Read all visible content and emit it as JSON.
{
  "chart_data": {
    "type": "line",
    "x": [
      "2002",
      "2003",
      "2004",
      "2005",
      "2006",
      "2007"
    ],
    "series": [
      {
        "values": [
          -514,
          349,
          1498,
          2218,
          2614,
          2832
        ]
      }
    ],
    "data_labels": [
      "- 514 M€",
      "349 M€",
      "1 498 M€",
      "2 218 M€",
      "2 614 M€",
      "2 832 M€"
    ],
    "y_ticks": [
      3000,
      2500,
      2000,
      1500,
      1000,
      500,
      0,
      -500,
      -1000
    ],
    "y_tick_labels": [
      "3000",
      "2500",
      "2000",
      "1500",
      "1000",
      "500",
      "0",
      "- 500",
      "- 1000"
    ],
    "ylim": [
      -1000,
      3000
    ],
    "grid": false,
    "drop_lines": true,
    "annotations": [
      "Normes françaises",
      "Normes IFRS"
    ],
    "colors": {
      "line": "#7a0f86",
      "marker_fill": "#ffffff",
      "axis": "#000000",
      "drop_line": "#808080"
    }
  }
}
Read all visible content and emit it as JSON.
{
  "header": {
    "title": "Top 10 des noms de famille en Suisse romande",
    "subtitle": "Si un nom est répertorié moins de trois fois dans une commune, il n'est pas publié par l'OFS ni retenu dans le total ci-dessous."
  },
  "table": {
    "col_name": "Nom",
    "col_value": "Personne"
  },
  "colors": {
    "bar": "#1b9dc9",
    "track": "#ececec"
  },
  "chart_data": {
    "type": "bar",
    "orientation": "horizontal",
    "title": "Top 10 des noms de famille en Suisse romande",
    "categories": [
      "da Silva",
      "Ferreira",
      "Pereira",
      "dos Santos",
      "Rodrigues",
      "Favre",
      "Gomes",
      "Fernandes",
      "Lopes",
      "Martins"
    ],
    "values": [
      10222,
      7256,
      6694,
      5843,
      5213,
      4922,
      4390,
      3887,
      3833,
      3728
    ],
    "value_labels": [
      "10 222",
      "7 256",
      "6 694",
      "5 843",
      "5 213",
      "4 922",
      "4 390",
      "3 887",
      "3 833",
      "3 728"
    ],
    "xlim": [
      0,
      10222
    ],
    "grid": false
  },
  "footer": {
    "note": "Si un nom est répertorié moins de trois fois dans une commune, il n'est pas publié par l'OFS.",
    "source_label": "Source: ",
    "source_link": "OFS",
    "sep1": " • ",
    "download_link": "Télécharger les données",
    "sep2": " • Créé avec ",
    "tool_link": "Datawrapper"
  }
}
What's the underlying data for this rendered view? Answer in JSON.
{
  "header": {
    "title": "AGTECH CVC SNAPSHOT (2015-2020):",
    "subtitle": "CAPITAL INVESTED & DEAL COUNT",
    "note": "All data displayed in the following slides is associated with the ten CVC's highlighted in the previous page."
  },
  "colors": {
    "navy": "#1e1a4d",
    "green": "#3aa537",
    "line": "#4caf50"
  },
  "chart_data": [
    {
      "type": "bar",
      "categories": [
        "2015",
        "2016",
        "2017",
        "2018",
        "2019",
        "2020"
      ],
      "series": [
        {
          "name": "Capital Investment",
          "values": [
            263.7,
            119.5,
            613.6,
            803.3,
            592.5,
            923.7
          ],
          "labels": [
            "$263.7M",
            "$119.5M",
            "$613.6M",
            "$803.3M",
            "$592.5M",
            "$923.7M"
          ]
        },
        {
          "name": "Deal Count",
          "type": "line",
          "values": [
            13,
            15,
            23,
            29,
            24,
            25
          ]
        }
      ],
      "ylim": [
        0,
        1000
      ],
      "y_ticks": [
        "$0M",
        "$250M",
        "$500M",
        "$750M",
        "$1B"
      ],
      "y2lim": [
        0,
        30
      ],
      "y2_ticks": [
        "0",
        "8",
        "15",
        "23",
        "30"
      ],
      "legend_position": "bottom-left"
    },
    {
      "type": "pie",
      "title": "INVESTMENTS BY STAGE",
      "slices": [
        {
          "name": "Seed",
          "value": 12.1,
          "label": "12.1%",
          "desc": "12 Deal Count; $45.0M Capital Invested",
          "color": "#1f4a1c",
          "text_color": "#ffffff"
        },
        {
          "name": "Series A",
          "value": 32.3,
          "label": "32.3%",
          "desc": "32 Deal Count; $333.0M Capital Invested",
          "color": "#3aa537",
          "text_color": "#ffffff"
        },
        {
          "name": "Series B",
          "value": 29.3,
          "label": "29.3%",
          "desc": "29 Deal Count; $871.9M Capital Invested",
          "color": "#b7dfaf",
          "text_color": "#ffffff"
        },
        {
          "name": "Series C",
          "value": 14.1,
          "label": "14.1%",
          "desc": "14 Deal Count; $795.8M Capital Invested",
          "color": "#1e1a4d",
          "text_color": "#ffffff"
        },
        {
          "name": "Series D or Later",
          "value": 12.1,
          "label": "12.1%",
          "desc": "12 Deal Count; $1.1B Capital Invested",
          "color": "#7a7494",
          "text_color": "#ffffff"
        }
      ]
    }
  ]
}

§ **YOUR INSTRUCTIONS**: In the records, locate each line holding the string "desc" and copy it.

§ **COMPLETE RESPONSE**:
          "desc": "12 Deal Count; $45.0M Capital Invested",
          "desc": "32 Deal Count; $333.0M Capital Invested",
          "desc": "29 Deal Count; $871.9M Capital Invested",
          "desc": "14 Deal Count; $795.8M Capital Invested",
          "desc": "12 Deal Count; $1.1B Capital Invested",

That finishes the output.